(Region boundary data)
^^^^^^^^^^^^^^^^

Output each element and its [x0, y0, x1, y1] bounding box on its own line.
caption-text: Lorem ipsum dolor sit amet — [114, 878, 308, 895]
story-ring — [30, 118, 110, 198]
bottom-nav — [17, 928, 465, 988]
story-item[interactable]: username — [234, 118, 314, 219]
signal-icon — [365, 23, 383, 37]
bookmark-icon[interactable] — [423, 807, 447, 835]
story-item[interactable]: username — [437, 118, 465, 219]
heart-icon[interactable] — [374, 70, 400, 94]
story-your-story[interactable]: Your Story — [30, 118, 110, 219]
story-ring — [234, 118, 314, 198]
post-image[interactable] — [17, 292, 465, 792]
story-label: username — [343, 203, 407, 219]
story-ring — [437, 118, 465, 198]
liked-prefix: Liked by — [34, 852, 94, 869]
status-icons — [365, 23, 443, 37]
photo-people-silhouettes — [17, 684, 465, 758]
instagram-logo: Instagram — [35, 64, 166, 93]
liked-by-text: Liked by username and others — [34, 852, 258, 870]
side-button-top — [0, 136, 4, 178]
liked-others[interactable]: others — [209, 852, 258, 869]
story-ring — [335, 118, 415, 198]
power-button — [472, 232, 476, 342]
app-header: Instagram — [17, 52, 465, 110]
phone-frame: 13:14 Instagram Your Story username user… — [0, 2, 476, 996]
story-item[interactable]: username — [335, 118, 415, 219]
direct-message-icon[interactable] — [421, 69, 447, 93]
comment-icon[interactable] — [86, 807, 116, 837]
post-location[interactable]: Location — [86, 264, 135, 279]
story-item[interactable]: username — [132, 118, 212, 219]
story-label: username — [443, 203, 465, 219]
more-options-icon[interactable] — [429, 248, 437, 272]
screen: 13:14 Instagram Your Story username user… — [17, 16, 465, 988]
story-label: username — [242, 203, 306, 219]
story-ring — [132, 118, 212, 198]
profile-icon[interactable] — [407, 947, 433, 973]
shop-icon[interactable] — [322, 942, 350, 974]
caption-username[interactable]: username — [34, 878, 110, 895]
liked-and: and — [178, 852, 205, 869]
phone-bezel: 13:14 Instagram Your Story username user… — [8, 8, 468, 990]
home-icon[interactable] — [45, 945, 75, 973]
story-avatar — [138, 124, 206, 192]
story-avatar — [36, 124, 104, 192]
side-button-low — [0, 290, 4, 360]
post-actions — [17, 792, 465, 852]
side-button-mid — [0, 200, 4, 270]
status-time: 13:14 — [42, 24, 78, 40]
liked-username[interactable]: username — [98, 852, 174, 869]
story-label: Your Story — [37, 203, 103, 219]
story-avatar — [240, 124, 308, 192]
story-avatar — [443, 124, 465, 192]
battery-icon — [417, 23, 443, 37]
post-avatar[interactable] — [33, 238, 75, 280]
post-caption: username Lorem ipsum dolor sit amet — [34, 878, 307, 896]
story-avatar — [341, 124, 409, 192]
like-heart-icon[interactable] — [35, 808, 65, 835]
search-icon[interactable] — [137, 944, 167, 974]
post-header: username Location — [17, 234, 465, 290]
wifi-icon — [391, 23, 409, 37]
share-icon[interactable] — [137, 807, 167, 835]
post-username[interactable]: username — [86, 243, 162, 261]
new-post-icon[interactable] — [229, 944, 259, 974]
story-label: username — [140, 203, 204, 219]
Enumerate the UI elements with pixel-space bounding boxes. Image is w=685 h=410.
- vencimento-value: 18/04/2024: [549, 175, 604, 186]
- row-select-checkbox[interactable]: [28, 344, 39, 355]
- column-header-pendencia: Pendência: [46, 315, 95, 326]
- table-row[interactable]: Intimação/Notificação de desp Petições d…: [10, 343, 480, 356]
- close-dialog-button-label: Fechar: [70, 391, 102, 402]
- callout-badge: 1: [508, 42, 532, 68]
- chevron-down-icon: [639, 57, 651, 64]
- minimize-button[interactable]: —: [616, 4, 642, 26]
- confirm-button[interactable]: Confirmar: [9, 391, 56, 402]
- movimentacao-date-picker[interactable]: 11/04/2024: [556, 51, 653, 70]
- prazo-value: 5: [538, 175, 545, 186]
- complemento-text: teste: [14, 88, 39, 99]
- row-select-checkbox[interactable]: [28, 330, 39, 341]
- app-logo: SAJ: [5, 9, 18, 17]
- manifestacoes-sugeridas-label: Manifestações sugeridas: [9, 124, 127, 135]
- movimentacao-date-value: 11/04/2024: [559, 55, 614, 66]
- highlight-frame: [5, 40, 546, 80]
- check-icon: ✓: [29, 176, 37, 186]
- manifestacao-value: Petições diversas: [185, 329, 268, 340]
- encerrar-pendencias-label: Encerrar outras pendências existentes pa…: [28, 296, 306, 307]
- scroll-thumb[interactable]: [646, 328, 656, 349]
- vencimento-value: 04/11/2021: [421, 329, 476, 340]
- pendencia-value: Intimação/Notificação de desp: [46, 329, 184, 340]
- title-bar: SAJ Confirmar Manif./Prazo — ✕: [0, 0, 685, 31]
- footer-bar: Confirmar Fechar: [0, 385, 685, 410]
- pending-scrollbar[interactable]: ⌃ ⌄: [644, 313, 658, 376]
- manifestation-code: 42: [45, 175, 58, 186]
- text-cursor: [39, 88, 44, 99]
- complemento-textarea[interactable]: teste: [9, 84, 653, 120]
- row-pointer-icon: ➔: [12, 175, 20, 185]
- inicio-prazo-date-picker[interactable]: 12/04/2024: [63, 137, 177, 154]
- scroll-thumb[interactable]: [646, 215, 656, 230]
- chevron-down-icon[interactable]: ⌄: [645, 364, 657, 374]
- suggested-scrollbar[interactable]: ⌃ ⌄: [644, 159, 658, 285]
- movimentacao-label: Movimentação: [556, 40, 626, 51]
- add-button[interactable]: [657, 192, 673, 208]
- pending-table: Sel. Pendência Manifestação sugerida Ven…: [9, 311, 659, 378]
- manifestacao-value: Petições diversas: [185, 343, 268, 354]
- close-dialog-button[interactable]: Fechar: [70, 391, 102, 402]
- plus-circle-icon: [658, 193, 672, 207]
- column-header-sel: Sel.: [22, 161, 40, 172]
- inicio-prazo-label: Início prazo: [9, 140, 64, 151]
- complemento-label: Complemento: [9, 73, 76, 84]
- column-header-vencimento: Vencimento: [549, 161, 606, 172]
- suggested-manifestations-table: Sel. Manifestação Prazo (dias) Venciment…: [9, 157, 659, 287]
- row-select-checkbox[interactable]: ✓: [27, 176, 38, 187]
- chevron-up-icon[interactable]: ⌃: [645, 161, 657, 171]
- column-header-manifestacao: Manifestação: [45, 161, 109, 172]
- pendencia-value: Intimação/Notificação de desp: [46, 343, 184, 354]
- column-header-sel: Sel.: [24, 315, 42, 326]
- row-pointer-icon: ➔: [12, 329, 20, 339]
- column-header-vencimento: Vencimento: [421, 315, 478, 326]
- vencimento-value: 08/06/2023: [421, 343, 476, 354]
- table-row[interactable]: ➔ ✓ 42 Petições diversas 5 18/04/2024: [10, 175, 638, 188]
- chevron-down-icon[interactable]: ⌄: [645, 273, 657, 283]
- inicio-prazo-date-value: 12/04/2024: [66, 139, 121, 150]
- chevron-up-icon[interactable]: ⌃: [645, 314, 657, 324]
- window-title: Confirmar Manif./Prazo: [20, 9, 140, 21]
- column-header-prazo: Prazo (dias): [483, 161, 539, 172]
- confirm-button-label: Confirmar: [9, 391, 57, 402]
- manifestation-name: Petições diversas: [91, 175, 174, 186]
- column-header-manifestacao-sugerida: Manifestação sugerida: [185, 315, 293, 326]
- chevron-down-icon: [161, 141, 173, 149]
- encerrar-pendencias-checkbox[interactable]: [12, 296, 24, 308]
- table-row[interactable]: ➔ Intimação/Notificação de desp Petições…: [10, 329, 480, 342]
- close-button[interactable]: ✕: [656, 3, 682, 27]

^^^^^^^^^^^^^^^^

Given request: Copy the records from their first line through the line containing "app-header: Instagram — [17, 52, 465, 110]", including both of these lines. Keep every line unchanged.

Completed exercise:
Output each element and its [x0, y0, x1, y1] bounding box on its own line.
caption-text: Lorem ipsum dolor sit amet — [114, 878, 308, 895]
story-ring — [30, 118, 110, 198]
bottom-nav — [17, 928, 465, 988]
story-item[interactable]: username — [234, 118, 314, 219]
signal-icon — [365, 23, 383, 37]
bookmark-icon[interactable] — [423, 807, 447, 835]
story-item[interactable]: username — [437, 118, 465, 219]
heart-icon[interactable] — [374, 70, 400, 94]
story-your-story[interactable]: Your Story — [30, 118, 110, 219]
story-ring — [234, 118, 314, 198]
post-image[interactable] — [17, 292, 465, 792]
story-label: username — [343, 203, 407, 219]
story-ring — [437, 118, 465, 198]
liked-prefix: Liked by — [34, 852, 94, 869]
status-icons — [365, 23, 443, 37]
photo-people-silhouettes — [17, 684, 465, 758]
instagram-logo: Instagram — [35, 64, 166, 93]
liked-by-text: Liked by username and others — [34, 852, 258, 870]
side-button-top — [0, 136, 4, 178]
liked-others[interactable]: others — [209, 852, 258, 869]
story-ring — [335, 118, 415, 198]
power-button — [472, 232, 476, 342]
app-header: Instagram — [17, 52, 465, 110]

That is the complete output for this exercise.